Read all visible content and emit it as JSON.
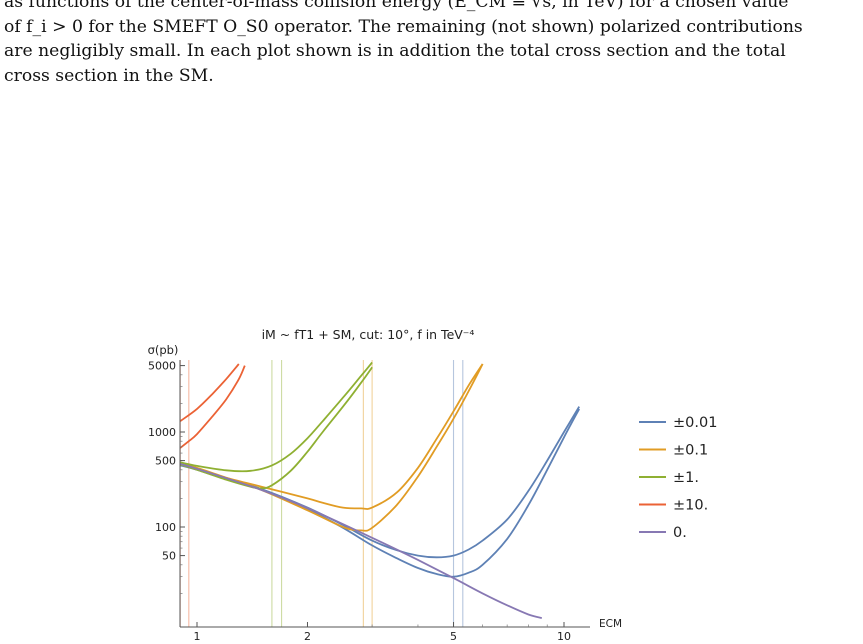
{
  "caption": {
    "line1": "as functions of the center-of-mass collision energy (E_CM ≡ √s, in TeV) for a chosen value",
    "line2": "of f_i > 0 for the SMEFT O_S0 operator. The remaining (not shown) polarized contributions",
    "line3": "are negligibly small. In each plot shown is in addition the total cross section and the total",
    "line4": "cross section in the SM."
  },
  "colors": {
    "blue": "#5E81B5",
    "orange": "#E19C24",
    "green": "#8FB032",
    "red": "#EB6235",
    "purple": "#8778B3"
  },
  "chart_data": {
    "type": "line",
    "title": "iM ~ fT1 + SM,  cut: 10°,  f in TeV⁻⁴",
    "xlabel": "ECM",
    "ylabel": "σ(pb)",
    "xscale": "log",
    "yscale": "log",
    "xlim": [
      0.8,
      12
    ],
    "ylim": [
      12,
      5000
    ],
    "xticks": [
      {
        "value": 1,
        "label": "1"
      },
      {
        "value": 2,
        "label": "2"
      },
      {
        "value": 5,
        "label": "5"
      },
      {
        "value": 10,
        "label": "10"
      }
    ],
    "yticks": [
      {
        "value": 50,
        "label": "50"
      },
      {
        "value": 100,
        "label": "100"
      },
      {
        "value": 500,
        "label": "500"
      },
      {
        "value": 1000,
        "label": "1000"
      },
      {
        "value": 5000,
        "label": "5000"
      }
    ],
    "legend_position": "right",
    "legend": [
      {
        "label": "±0.01",
        "color": "#5E81B5"
      },
      {
        "label": "±0.1",
        "color": "#E19C24"
      },
      {
        "label": "±1.",
        "color": "#8FB032"
      },
      {
        "label": "±10.",
        "color": "#EB6235"
      },
      {
        "label": "0.",
        "color": "#8778B3"
      }
    ],
    "series": [
      {
        "color": "#5E81B5",
        "x": [
          0.9,
          1.0,
          1.2,
          1.5,
          2.0,
          2.5,
          3.0,
          3.5,
          4.0,
          4.5,
          5.0,
          5.5,
          6.0,
          7.0,
          8.0,
          9.0,
          10.0,
          11.0
        ],
        "y": [
          445,
          400,
          320,
          250,
          160,
          105,
          72,
          57,
          50,
          48,
          50,
          58,
          72,
          120,
          240,
          500,
          1000,
          1850
        ]
      },
      {
        "color": "#5E81B5",
        "x": [
          0.9,
          1.0,
          1.2,
          1.5,
          2.0,
          2.5,
          3.0,
          3.5,
          4.0,
          4.5,
          5.0,
          5.5,
          6.0,
          7.0,
          8.0,
          9.0,
          10.0,
          11.0
        ],
        "y": [
          460,
          410,
          325,
          250,
          155,
          98,
          64,
          47,
          37,
          32,
          30,
          33,
          40,
          75,
          170,
          400,
          880,
          1750
        ]
      },
      {
        "color": "#E19C24",
        "x": [
          0.9,
          1.0,
          1.2,
          1.5,
          2.0,
          2.2,
          2.5,
          2.8,
          3.0,
          3.5,
          4.0,
          4.5,
          5.0,
          5.5,
          6.0
        ],
        "y": [
          455,
          410,
          330,
          265,
          200,
          180,
          160,
          157,
          160,
          230,
          420,
          850,
          1650,
          3100,
          5200
        ]
      },
      {
        "color": "#E19C24",
        "x": [
          0.9,
          1.0,
          1.2,
          1.5,
          2.0,
          2.5,
          2.8,
          3.0,
          3.5,
          4.0,
          4.5,
          5.0,
          5.5,
          6.0
        ],
        "y": [
          470,
          420,
          330,
          245,
          150,
          100,
          92,
          98,
          170,
          340,
          700,
          1380,
          2700,
          5200
        ]
      },
      {
        "color": "#8FB032",
        "x": [
          0.9,
          1.0,
          1.2,
          1.4,
          1.6,
          1.8,
          2.0,
          2.2,
          2.5,
          2.8,
          3.0
        ],
        "y": [
          480,
          440,
          395,
          390,
          445,
          590,
          860,
          1300,
          2300,
          3900,
          5400
        ]
      },
      {
        "color": "#8FB032",
        "x": [
          0.9,
          1.0,
          1.2,
          1.4,
          1.5,
          1.6,
          1.8,
          2.0,
          2.2,
          2.5,
          2.8,
          3.0
        ],
        "y": [
          455,
          400,
          315,
          265,
          255,
          275,
          390,
          620,
          1000,
          1850,
          3300,
          4800
        ]
      },
      {
        "color": "#EB6235",
        "x": [
          0.9,
          1.0,
          1.1,
          1.2,
          1.3
        ],
        "y": [
          1300,
          1750,
          2500,
          3600,
          5200
        ]
      },
      {
        "color": "#EB6235",
        "x": [
          0.9,
          0.95,
          1.0,
          1.1,
          1.2,
          1.3,
          1.35
        ],
        "y": [
          680,
          800,
          950,
          1450,
          2200,
          3600,
          5000
        ]
      },
      {
        "color": "#8778B3",
        "x": [
          0.9,
          1.0,
          1.5,
          2.0,
          3.0,
          4.0,
          5.0,
          6.0,
          7.0,
          8.0,
          8.7
        ],
        "y": [
          460,
          410,
          245,
          158,
          77,
          45,
          29,
          20,
          15,
          12,
          11
        ]
      }
    ],
    "cutoff_lines": [
      {
        "x": 0.9,
        "color": "#EB6235"
      },
      {
        "x": 0.95,
        "color": "#EB6235"
      },
      {
        "x": 1.6,
        "color": "#8FB032"
      },
      {
        "x": 1.7,
        "color": "#8FB032"
      },
      {
        "x": 2.84,
        "color": "#E19C24"
      },
      {
        "x": 3.0,
        "color": "#E19C24"
      },
      {
        "x": 5.0,
        "color": "#5E81B5"
      },
      {
        "x": 5.3,
        "color": "#5E81B5"
      }
    ]
  }
}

○ ○ ○ ○ ○

Except for the pictures, copy every line of the records above exactly.

Read all visible content and emit it as JSON.
{
  "caption": {
    "line1": "as functions of the center-of-mass collision energy (E_CM ≡ √s, in TeV) for a chosen value",
    "line2": "of f_i > 0 for the SMEFT O_S0 operator. The remaining (not shown) polarized contributions",
    "line3": "are negligibly small. In each plot shown is in addition the total cross section and the total",
    "line4": "cross section in the SM."
  },
  "colors": {
    "blue": "#5E81B5",
    "orange": "#E19C24",
    "green": "#8FB032",
    "red": "#EB6235",
    "purple": "#8778B3"
  },
  "chart_data": {
    "type": "line",
    "title": "iM ~ fT1 + SM,  cut: 10°,  f in TeV⁻⁴",
    "xlabel": "ECM",
    "ylabel": "σ(pb)",
    "xscale": "log",
    "yscale": "log",
    "xlim": [
      0.8,
      12
    ],
    "ylim": [
      12,
      5000
    ],
    "xticks": [
      {
        "value": 1,
        "label": "1"
      },
      {
        "value": 2,
        "label": "2"
      },
      {
        "value": 5,
        "label": "5"
      },
      {
        "value": 10,
        "label": "10"
      }
    ],
    "yticks": [
      {
        "value": 50,
        "label": "50"
      },
      {
        "value": 100,
        "label": "100"
      },
      {
        "value": 500,
        "label": "500"
      },
      {
        "value": 1000,
        "label": "1000"
      },
      {
        "value": 5000,
        "label": "5000"
      }
    ],
    "legend_position": "right",
    "legend": [
      {
        "label": "±0.01",
        "color": "#5E81B5"
      },
      {
        "label": "±0.1",
        "color": "#E19C24"
      },
      {
        "label": "±1.",
        "color": "#8FB032"
      },
      {
        "label": "±10.",
        "color": "#EB6235"
      },
      {
        "label": "0.",
        "color": "#8778B3"
      }
    ],
    "series": [
      {
        "color": "#5E81B5",
        "x": [
          0.9,
          1.0,
          1.2,
          1.5,
          2.0,
          2.5,
          3.0,
          3.5,
          4.0,
          4.5,
          5.0,
          5.5,
          6.0,
          7.0,
          8.0,
          9.0,
          10.0,
          11.0
        ],
        "y": [
          445,
          400,
          320,
          250,
          160,
          105,
          72,
          57,
          50,
          48,
          50,
          58,
          72,
          120,
          240,
          500,
          1000,
          1850
        ]
      },
      {
        "color": "#5E81B5",
        "x": [
          0.9,
          1.0,
          1.2,
          1.5,
          2.0,
          2.5,
          3.0,
          3.5,
          4.0,
          4.5,
          5.0,
          5.5,
          6.0,
          7.0,
          8.0,
          9.0,
          10.0,
          11.0
        ],
        "y": [
          460,
          410,
          325,
          250,
          155,
          98,
          64,
          47,
          37,
          32,
          30,
          33,
          40,
          75,
          170,
          400,
          880,
          1750
        ]
      },
      {
        "color": "#E19C24",
        "x": [
          0.9,
          1.0,
          1.2,
          1.5,
          2.0,
          2.2,
          2.5,
          2.8,
          3.0,
          3.5,
          4.0,
          4.5,
          5.0,
          5.5,
          6.0
        ],
        "y": [
          455,
          410,
          330,
          265,
          200,
          180,
          160,
          157,
          160,
          230,
          420,
          850,
          1650,
          3100,
          5200
        ]
      },
      {
        "color": "#E19C24",
        "x": [
          0.9,
          1.0,
          1.2,
          1.5,
          2.0,
          2.5,
          2.8,
          3.0,
          3.5,
          4.0,
          4.5,
          5.0,
          5.5,
          6.0
        ],
        "y": [
          470,
          420,
          330,
          245,
          150,
          100,
          92,
          98,
          170,
          340,
          700,
          1380,
          2700,
          5200
        ]
      },
      {
        "color": "#8FB032",
        "x": [
          0.9,
          1.0,
          1.2,
          1.4,
          1.6,
          1.8,
          2.0,
          2.2,
          2.5,
          2.8,
          3.0
        ],
        "y": [
          480,
          440,
          395,
          390,
          445,
          590,
          860,
          1300,
          2300,
          3900,
          5400
        ]
      },
      {
        "color": "#8FB032",
        "x": [
          0.9,
          1.0,
          1.2,
          1.4,
          1.5,
          1.6,
          1.8,
          2.0,
          2.2,
          2.5,
          2.8,
          3.0
        ],
        "y": [
          455,
          400,
          315,
          265,
          255,
          275,
          390,
          620,
          1000,
          1850,
          3300,
          4800
        ]
      },
      {
        "color": "#EB6235",
        "x": [
          0.9,
          1.0,
          1.1,
          1.2,
          1.3
        ],
        "y": [
          1300,
          1750,
          2500,
          3600,
          5200
        ]
      },
      {
        "color": "#EB6235",
        "x": [
          0.9,
          0.95,
          1.0,
          1.1,
          1.2,
          1.3,
          1.35
        ],
        "y": [
          680,
          800,
          950,
          1450,
          2200,
          3600,
          5000
        ]
      },
      {
        "color": "#8778B3",
        "x": [
          0.9,
          1.0,
          1.5,
          2.0,
          3.0,
          4.0,
          5.0,
          6.0,
          7.0,
          8.0,
          8.7
        ],
        "y": [
          460,
          410,
          245,
          158,
          77,
          45,
          29,
          20,
          15,
          12,
          11
        ]
      }
    ],
    "cutoff_lines": [
      {
        "x": 0.9,
        "color": "#EB6235"
      },
      {
        "x": 0.95,
        "color": "#EB6235"
      },
      {
        "x": 1.6,
        "color": "#8FB032"
      },
      {
        "x": 1.7,
        "color": "#8FB032"
      },
      {
        "x": 2.84,
        "color": "#E19C24"
      },
      {
        "x": 3.0,
        "color": "#E19C24"
      },
      {
        "x": 5.0,
        "color": "#5E81B5"
      },
      {
        "x": 5.3,
        "color": "#5E81B5"
      }
    ]
  }
}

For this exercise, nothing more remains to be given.